# YOUR INSTRUCTIONS
Return each line containing the string "durch".

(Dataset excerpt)
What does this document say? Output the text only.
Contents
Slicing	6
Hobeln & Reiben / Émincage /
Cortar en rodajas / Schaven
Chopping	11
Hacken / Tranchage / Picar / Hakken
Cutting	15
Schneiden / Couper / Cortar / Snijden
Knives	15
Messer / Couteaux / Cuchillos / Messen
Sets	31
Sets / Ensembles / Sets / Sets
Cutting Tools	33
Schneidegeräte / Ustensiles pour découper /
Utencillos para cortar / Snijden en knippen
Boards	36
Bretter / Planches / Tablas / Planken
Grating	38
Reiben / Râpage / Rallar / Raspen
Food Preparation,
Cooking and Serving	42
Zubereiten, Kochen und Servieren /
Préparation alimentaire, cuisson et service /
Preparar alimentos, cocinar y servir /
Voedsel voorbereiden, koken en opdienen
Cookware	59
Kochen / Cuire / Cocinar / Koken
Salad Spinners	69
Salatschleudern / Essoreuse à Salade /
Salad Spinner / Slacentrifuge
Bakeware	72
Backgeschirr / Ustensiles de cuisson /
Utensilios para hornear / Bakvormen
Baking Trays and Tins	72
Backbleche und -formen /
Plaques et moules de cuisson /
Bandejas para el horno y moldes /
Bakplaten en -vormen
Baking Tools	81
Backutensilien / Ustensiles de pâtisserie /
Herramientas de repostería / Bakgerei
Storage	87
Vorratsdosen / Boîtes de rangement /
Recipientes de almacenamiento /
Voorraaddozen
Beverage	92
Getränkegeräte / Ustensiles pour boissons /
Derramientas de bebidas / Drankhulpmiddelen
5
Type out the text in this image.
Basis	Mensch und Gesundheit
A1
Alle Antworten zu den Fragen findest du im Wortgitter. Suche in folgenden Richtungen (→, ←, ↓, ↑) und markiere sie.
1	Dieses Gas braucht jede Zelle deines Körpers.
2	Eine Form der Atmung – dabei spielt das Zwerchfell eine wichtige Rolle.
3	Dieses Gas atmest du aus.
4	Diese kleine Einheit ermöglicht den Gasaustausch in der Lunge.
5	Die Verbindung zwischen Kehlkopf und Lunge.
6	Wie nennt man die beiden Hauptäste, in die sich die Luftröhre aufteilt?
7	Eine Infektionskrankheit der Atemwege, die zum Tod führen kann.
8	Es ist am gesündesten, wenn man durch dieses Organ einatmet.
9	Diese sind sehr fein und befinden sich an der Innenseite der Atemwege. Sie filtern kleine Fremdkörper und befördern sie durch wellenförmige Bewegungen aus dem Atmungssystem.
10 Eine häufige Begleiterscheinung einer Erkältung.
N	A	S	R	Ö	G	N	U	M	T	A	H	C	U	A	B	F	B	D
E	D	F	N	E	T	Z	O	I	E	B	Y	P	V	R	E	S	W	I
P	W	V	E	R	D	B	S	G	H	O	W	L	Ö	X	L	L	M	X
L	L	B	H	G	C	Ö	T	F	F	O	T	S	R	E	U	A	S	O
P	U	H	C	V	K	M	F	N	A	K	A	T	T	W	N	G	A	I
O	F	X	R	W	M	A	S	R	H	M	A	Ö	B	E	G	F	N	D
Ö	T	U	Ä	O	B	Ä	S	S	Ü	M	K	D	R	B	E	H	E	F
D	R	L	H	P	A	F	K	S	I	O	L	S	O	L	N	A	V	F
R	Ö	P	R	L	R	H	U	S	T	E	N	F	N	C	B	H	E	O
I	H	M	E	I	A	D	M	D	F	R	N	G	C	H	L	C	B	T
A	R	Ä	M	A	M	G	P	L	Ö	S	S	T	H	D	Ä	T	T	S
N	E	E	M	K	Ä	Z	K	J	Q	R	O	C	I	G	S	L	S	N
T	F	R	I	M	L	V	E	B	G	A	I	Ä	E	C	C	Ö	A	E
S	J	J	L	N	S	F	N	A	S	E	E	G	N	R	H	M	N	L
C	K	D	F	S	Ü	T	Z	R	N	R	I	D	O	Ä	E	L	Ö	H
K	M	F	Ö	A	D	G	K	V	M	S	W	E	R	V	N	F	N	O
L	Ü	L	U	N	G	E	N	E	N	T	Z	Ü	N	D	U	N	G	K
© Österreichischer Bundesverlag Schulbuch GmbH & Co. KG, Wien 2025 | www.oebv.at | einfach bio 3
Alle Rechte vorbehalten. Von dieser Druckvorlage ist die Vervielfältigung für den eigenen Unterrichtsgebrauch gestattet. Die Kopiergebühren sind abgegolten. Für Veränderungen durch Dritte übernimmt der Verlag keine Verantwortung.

# FULL RESPONSE
8	Es ist am gesündesten, wenn man durch dieses Organ einatmet.
9	Diese sind sehr fein und befinden sich an der Innenseite der Atemwege. Sie filtern kleine Fremdkörper und befördern sie durch wellenförmige Bewegungen aus dem Atmungssystem.
Alle Rechte vorbehalten. Von dieser Druckvorlage ist die Vervielfältigung für den eigenen Unterrichtsgebrauch gestattet. Die Kopiergebühren sind abgegolten. Für Veränderungen durch Dritte übernimmt der Verlag keine Verantwortung.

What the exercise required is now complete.